◆ Problem to solve: Rewrite all of the data below with every "x-tick-label" swapped for "horizontal-tick-label" and everything else left as it is. Omit the pictures from your answer.

-- Rows start --

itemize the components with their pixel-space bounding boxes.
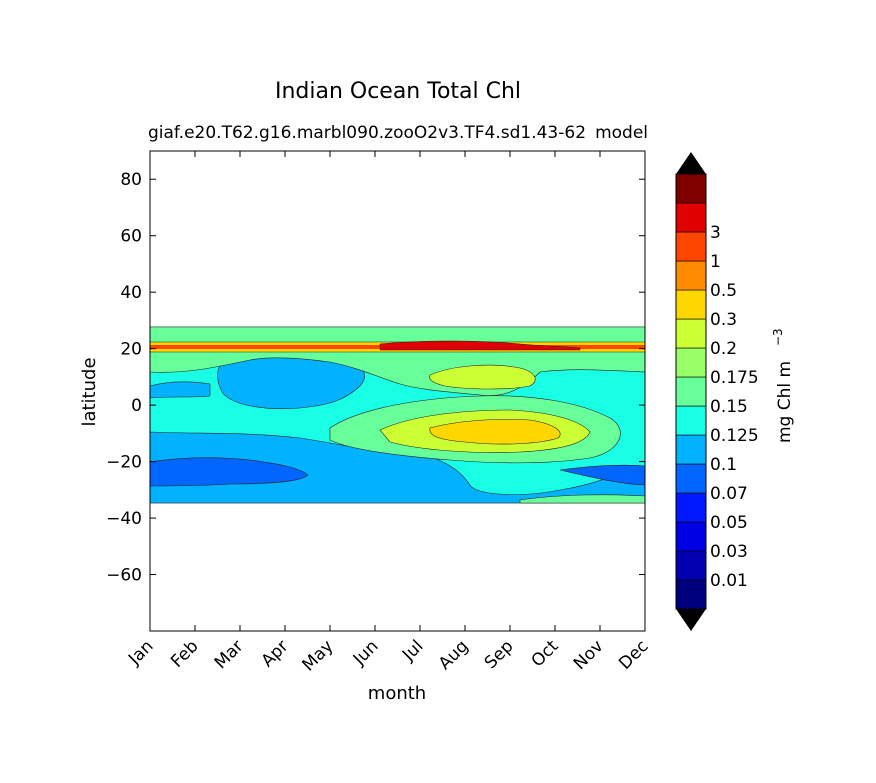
colorbar-bin: [675, 347, 707, 378]
colorbar-tick-label: 0.125: [710, 426, 759, 446]
colorbar-bin: [675, 318, 707, 349]
colorbar-label-superscript: −3: [771, 328, 785, 346]
x-tick-label: Dec: [615, 636, 652, 673]
plot-frame: [149, 150, 646, 632]
colorbar-bin: [675, 521, 707, 552]
y-tick-label: 20: [120, 340, 142, 360]
colorbar-bin: [675, 579, 707, 610]
y-tick-label: −40: [106, 509, 142, 529]
colorbar-bin: [675, 260, 707, 291]
y-tick-label: 40: [120, 283, 142, 303]
colorbar-tick-label: 0.2: [710, 339, 737, 359]
colorbar-tick-label: 0.5: [710, 281, 737, 301]
colorbar-tick-label: 0.15: [710, 397, 748, 417]
y-tick-label: 0: [131, 396, 142, 416]
chart-title: Indian Ocean Total Chl: [275, 79, 521, 104]
region-south-low: [150, 431, 645, 504]
colorbar-label: mg Chl m −3: [771, 328, 795, 443]
x-tick-label: Oct: [528, 636, 563, 671]
y-tick-label: 80: [120, 170, 142, 190]
colorbar-label-text: mg Chl m: [775, 361, 795, 443]
colorbar: 0.01 0.03 0.05 0.07 0.1 0.125 0.15 0.175 0.2 0.3 0…: [675, 152, 759, 631]
colorbar-bin: [675, 202, 707, 233]
region-north-yellow: [429, 364, 536, 390]
x-tick-label: Aug: [435, 636, 473, 674]
y-axis-label: latitude: [79, 357, 100, 426]
colorbar-tick-label: 0.1: [710, 455, 737, 475]
region-coastal-max: [379, 340, 581, 351]
x-tick-label: Jan: [124, 636, 157, 669]
x-tick-label: Mar: [211, 636, 248, 673]
x-tick-label: Apr: [258, 636, 293, 671]
region-equator-low: [150, 381, 211, 399]
region-south-min-east: [559, 464, 645, 486]
x-tick-label: May: [299, 636, 338, 675]
y-axis: 80 60 40 20 0 −20 −40 −60: [106, 170, 645, 586]
colorbar-bin: [675, 231, 707, 262]
region-southern-edge: [519, 494, 645, 504]
region-equator-yellow: [429, 418, 561, 445]
colorbar-tick-label: 1: [710, 252, 721, 272]
contour-field: [150, 326, 645, 504]
colorbar-tick-label: 3: [710, 223, 721, 243]
colorbar-bin: [675, 173, 707, 204]
x-tick-label: Nov: [570, 636, 608, 674]
x-axis-label: month: [368, 683, 426, 704]
colorbar-tick-label: 0.3: [710, 310, 737, 330]
colorbar-tick-label: 0.07: [710, 484, 748, 504]
colorbar-bin: [675, 550, 707, 581]
colorbar-tick-label: 0.01: [710, 571, 748, 591]
y-tick-label: 60: [120, 227, 142, 247]
colorbar-bin: [675, 463, 707, 494]
x-tick-label: Jul: [398, 636, 427, 665]
y-tick-label: −60: [106, 566, 142, 586]
x-tick-label: Sep: [481, 636, 518, 673]
colorbar-bin: [675, 405, 707, 436]
chart-subtitle-left: giaf.e20.T62.g16.marbl090.zooO2v3.TF4.sd…: [148, 123, 586, 143]
x-tick-label: Jun: [349, 636, 383, 670]
colorbar-extend-under: [676, 609, 706, 631]
x-tick-label: Feb: [167, 636, 202, 671]
y-tick-label: −20: [106, 453, 142, 473]
colorbar-extend-over: [676, 152, 706, 174]
colorbar-bin: [675, 492, 707, 523]
colorbar-frame: [675, 173, 707, 610]
colorbar-bin: [675, 289, 707, 320]
colorbar-bin: [675, 376, 707, 407]
colorbar-bin: [675, 434, 707, 465]
colorbar-tick-label: 0.175: [710, 368, 759, 388]
colorbar-tick-label: 0.03: [710, 542, 748, 562]
region-south-min: [150, 457, 309, 487]
colorbar-tick-label: 0.05: [710, 513, 748, 533]
chart-subtitle-right: model: [595, 123, 648, 143]
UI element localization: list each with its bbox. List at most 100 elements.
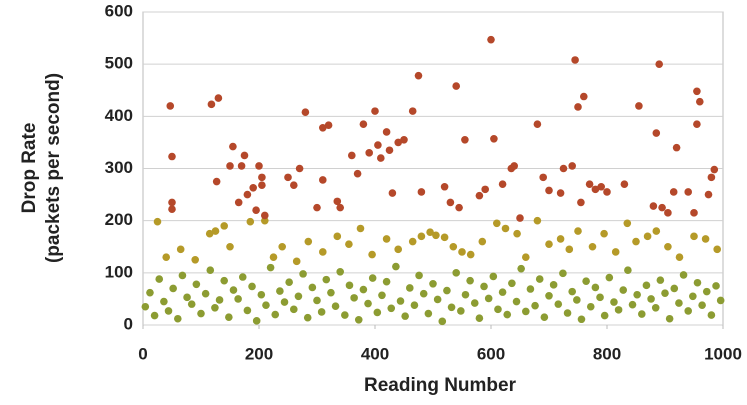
- point: [240, 151, 249, 160]
- x-tick-label: 1000: [704, 344, 742, 363]
- point: [632, 237, 640, 246]
- point: [611, 248, 620, 256]
- point: [452, 269, 461, 277]
- point: [280, 298, 289, 306]
- point: [702, 287, 711, 296]
- point: [374, 141, 382, 149]
- point: [670, 284, 679, 293]
- point: [568, 287, 576, 296]
- point: [508, 279, 516, 288]
- point: [211, 227, 220, 235]
- point: [658, 203, 666, 212]
- point: [712, 282, 720, 290]
- point: [526, 285, 535, 293]
- point: [635, 102, 643, 110]
- point: [501, 224, 510, 233]
- point: [559, 269, 567, 278]
- point: [401, 312, 409, 320]
- point: [484, 294, 493, 303]
- point: [166, 102, 175, 110]
- point: [225, 313, 233, 321]
- point: [716, 296, 725, 305]
- point: [146, 288, 154, 297]
- point: [605, 273, 614, 282]
- point: [481, 185, 490, 194]
- point: [368, 274, 377, 282]
- point: [489, 272, 498, 281]
- point: [255, 162, 263, 170]
- point: [596, 293, 604, 302]
- point: [348, 151, 356, 160]
- point: [394, 245, 403, 254]
- point: [571, 56, 579, 64]
- point: [187, 300, 196, 308]
- point: [438, 317, 447, 326]
- point: [417, 232, 426, 241]
- point: [155, 275, 164, 283]
- x-tick-label: 400: [361, 344, 389, 363]
- point: [392, 262, 400, 271]
- point: [354, 315, 363, 324]
- point: [364, 299, 372, 308]
- point: [207, 100, 216, 109]
- point: [345, 240, 353, 248]
- point: [243, 306, 252, 315]
- point: [426, 228, 434, 236]
- point: [665, 314, 674, 323]
- y-axis-title: Drop Rate: [19, 123, 40, 214]
- point: [510, 162, 518, 170]
- point: [586, 302, 595, 311]
- point: [174, 314, 182, 323]
- point: [243, 190, 252, 199]
- point: [549, 281, 558, 289]
- point: [704, 190, 713, 199]
- point: [664, 242, 672, 251]
- point: [396, 297, 405, 305]
- point: [246, 217, 255, 226]
- point: [141, 302, 150, 311]
- point: [466, 276, 474, 285]
- point: [582, 277, 590, 285]
- point: [600, 229, 608, 238]
- point: [285, 278, 293, 287]
- point: [294, 292, 303, 301]
- point: [252, 317, 261, 325]
- point: [365, 149, 374, 157]
- x-tick-label: 200: [245, 344, 273, 363]
- point: [319, 124, 327, 132]
- point: [652, 227, 661, 235]
- point: [554, 300, 563, 308]
- y-axis-title: (packets per second): [43, 73, 64, 263]
- point: [304, 237, 313, 246]
- point: [498, 180, 507, 188]
- point: [353, 169, 362, 178]
- point: [672, 143, 681, 152]
- point: [470, 299, 479, 307]
- point: [713, 245, 721, 254]
- point: [377, 154, 385, 162]
- point: [299, 270, 307, 278]
- point: [388, 189, 397, 197]
- point: [333, 197, 342, 206]
- point: [160, 297, 168, 306]
- point: [373, 308, 382, 317]
- point: [276, 287, 284, 295]
- point: [652, 129, 661, 137]
- point: [619, 286, 628, 294]
- point: [461, 290, 470, 299]
- point: [252, 206, 260, 215]
- point: [415, 271, 423, 280]
- y-tick-label: 500: [105, 54, 133, 73]
- point: [600, 311, 609, 320]
- point: [432, 231, 440, 240]
- point: [284, 173, 292, 182]
- point: [628, 300, 637, 309]
- point: [234, 295, 242, 303]
- point: [707, 173, 716, 182]
- point: [539, 173, 547, 182]
- x-tick-label: 0: [138, 344, 147, 363]
- point: [655, 60, 663, 68]
- point: [574, 227, 582, 235]
- point: [176, 245, 185, 254]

-- Rows end --

◆ Solved exercise:
itemize the components with their pixel-space bounding boxes.
colorbar-bin: [675, 347, 707, 378]
colorbar-tick-label: 0.125: [710, 426, 759, 446]
colorbar-bin: [675, 318, 707, 349]
colorbar-label-superscript: −3: [771, 328, 785, 346]
horizontal-tick-label: Dec: [615, 636, 652, 673]
plot-frame: [149, 150, 646, 632]
colorbar-bin: [675, 521, 707, 552]
y-tick-label: 20: [120, 340, 142, 360]
colorbar-bin: [675, 579, 707, 610]
y-tick-label: −40: [106, 509, 142, 529]
colorbar-bin: [675, 260, 707, 291]
y-tick-label: 40: [120, 283, 142, 303]
colorbar-tick-label: 0.2: [710, 339, 737, 359]
colorbar-tick-label: 0.5: [710, 281, 737, 301]
colorbar-tick-label: 0.15: [710, 397, 748, 417]
y-tick-label: 0: [131, 396, 142, 416]
chart-title: Indian Ocean Total Chl: [275, 79, 521, 104]
region-south-low: [150, 431, 645, 504]
colorbar-label: mg Chl m −3: [771, 328, 795, 443]
horizontal-tick-label: Oct: [528, 636, 563, 671]
y-tick-label: 80: [120, 170, 142, 190]
colorbar-label-text: mg Chl m: [775, 361, 795, 443]
colorbar: 0.01 0.03 0.05 0.07 0.1 0.125 0.15 0.175 0.2 0.3 0…: [675, 152, 759, 631]
colorbar-bin: [675, 202, 707, 233]
region-north-yellow: [429, 364, 536, 390]
horizontal-tick-label: Aug: [435, 636, 473, 674]
y-axis-label: latitude: [79, 357, 100, 426]
colorbar-tick-label: 0.1: [710, 455, 737, 475]
region-coastal-max: [379, 340, 581, 351]
horizontal-tick-label: Jan: [124, 636, 157, 669]
horizontal-tick-label: Mar: [211, 636, 248, 673]
horizontal-tick-label: Apr: [258, 636, 293, 671]
region-equator-low: [150, 381, 211, 399]
region-south-min-east: [559, 464, 645, 486]
horizontal-tick-label: May: [299, 636, 338, 675]
y-axis: 80 60 40 20 0 −20 −40 −60: [106, 170, 645, 586]
colorbar-bin: [675, 231, 707, 262]
region-southern-edge: [519, 494, 645, 504]
region-equator-yellow: [429, 418, 561, 445]
colorbar-tick-label: 1: [710, 252, 721, 272]
contour-field: [150, 326, 645, 504]
colorbar-tick-label: 3: [710, 223, 721, 243]
colorbar-bin: [675, 173, 707, 204]
horizontal-tick-label: Nov: [570, 636, 608, 674]
x-axis-label: month: [368, 683, 426, 704]
colorbar-tick-label: 0.3: [710, 310, 737, 330]
colorbar-tick-label: 0.07: [710, 484, 748, 504]
colorbar-bin: [675, 550, 707, 581]
colorbar-tick-label: 0.01: [710, 571, 748, 591]
y-tick-label: 60: [120, 227, 142, 247]
colorbar-bin: [675, 463, 707, 494]
horizontal-tick-label: Jul: [398, 636, 427, 665]
y-tick-label: −60: [106, 566, 142, 586]
horizontal-tick-label: Sep: [481, 636, 518, 673]
colorbar-bin: [675, 405, 707, 436]
chart-subtitle-left: giaf.e20.T62.g16.marbl090.zooO2v3.TF4.sd…: [148, 123, 586, 143]
horizontal-tick-label: Jun: [349, 636, 383, 670]
colorbar-extend-under: [676, 609, 706, 631]
horizontal-tick-label: Feb: [167, 636, 202, 671]
y-tick-label: −20: [106, 453, 142, 473]
colorbar-extend-over: [676, 152, 706, 174]
colorbar-bin: [675, 492, 707, 523]
colorbar-frame: [675, 173, 707, 610]
colorbar-bin: [675, 289, 707, 320]
colorbar-bin: [675, 376, 707, 407]
colorbar-bin: [675, 434, 707, 465]
colorbar-tick-label: 0.175: [710, 368, 759, 388]
colorbar-tick-label: 0.03: [710, 542, 748, 562]
region-south-min: [150, 457, 309, 487]
colorbar-tick-label: 0.05: [710, 513, 748, 533]
chart-subtitle-right: model: [595, 123, 648, 143]
UI element localization: list each with its bbox. List at most 100 elements.
- point: [240, 151, 249, 160]
- horizontal-tick-label: 1000: [704, 344, 742, 363]
- point: [632, 237, 640, 246]
- point: [611, 248, 620, 256]
- point: [452, 269, 461, 277]
- point: [280, 298, 289, 306]
- point: [702, 287, 711, 296]
- point: [374, 141, 382, 149]
- point: [670, 284, 679, 293]
- point: [568, 287, 576, 296]
- point: [508, 279, 516, 288]
- point: [211, 227, 220, 235]
- point: [658, 203, 666, 212]
- point: [712, 282, 720, 290]
- point: [526, 285, 535, 293]
- point: [635, 102, 643, 110]
- point: [501, 224, 510, 233]
- point: [559, 269, 567, 278]
- point: [401, 312, 409, 320]
- point: [484, 294, 493, 303]
- point: [166, 102, 175, 110]
- point: [225, 313, 233, 321]
- point: [716, 296, 725, 305]
- point: [146, 288, 154, 297]
- point: [605, 273, 614, 282]
- point: [481, 185, 490, 194]
- point: [368, 274, 377, 282]
- point: [489, 272, 498, 281]
- point: [255, 162, 263, 170]
- point: [596, 293, 604, 302]
- point: [348, 151, 356, 160]
- point: [394, 245, 403, 254]
- point: [571, 56, 579, 64]
- point: [187, 300, 196, 308]
- point: [438, 317, 447, 326]
- point: [417, 232, 426, 241]
- point: [155, 275, 164, 283]
- horizontal-tick-label: 400: [361, 344, 389, 363]
- point: [392, 262, 400, 271]
- point: [354, 315, 363, 324]
- point: [364, 299, 372, 308]
- point: [207, 100, 216, 109]
- point: [345, 240, 353, 248]
- point: [243, 306, 252, 315]
- point: [426, 228, 434, 236]
- point: [665, 314, 674, 323]
- y-axis-title: Drop Rate: [19, 123, 40, 214]
- point: [510, 162, 518, 170]
- point: [586, 302, 595, 311]
- point: [174, 314, 182, 323]
- point: [243, 190, 252, 199]
- point: [549, 281, 558, 289]
- point: [704, 190, 713, 199]
- point: [664, 242, 672, 251]
- point: [396, 297, 405, 305]
- point: [246, 217, 255, 226]
- point: [141, 302, 150, 311]
- point: [466, 276, 474, 285]
- point: [582, 277, 590, 285]
- point: [600, 229, 608, 238]
- point: [285, 278, 293, 287]
- point: [294, 292, 303, 301]
- point: [252, 317, 261, 325]
- point: [365, 149, 374, 157]
- horizontal-tick-label: 200: [245, 344, 273, 363]
- point: [319, 124, 327, 132]
- point: [652, 227, 661, 235]
- point: [554, 300, 563, 308]
- y-axis-title: (packets per second): [43, 73, 64, 263]
- point: [304, 237, 313, 246]
- point: [498, 180, 507, 188]
- point: [353, 169, 362, 178]
- point: [672, 143, 681, 152]
- point: [470, 299, 479, 307]
- point: [713, 245, 721, 254]
- point: [377, 154, 385, 162]
- point: [299, 270, 307, 278]
- point: [388, 189, 397, 197]
- point: [333, 197, 342, 206]
- point: [160, 297, 168, 306]
- point: [373, 308, 382, 317]
- point: [276, 287, 284, 295]
- point: [652, 129, 661, 137]
- point: [619, 286, 628, 294]
- point: [461, 290, 470, 299]
- point: [252, 206, 260, 215]
- point: [415, 271, 423, 280]
- y-tick-label: 500: [105, 54, 133, 73]
- point: [600, 311, 609, 320]
- point: [432, 231, 440, 240]
- point: [284, 173, 292, 182]
- point: [628, 300, 637, 309]
- point: [234, 295, 242, 303]
- point: [707, 173, 716, 182]
- point: [539, 173, 547, 182]
- horizontal-tick-label: 0: [138, 344, 147, 363]
- point: [655, 60, 663, 68]
- point: [574, 227, 582, 235]
- point: [176, 245, 185, 254]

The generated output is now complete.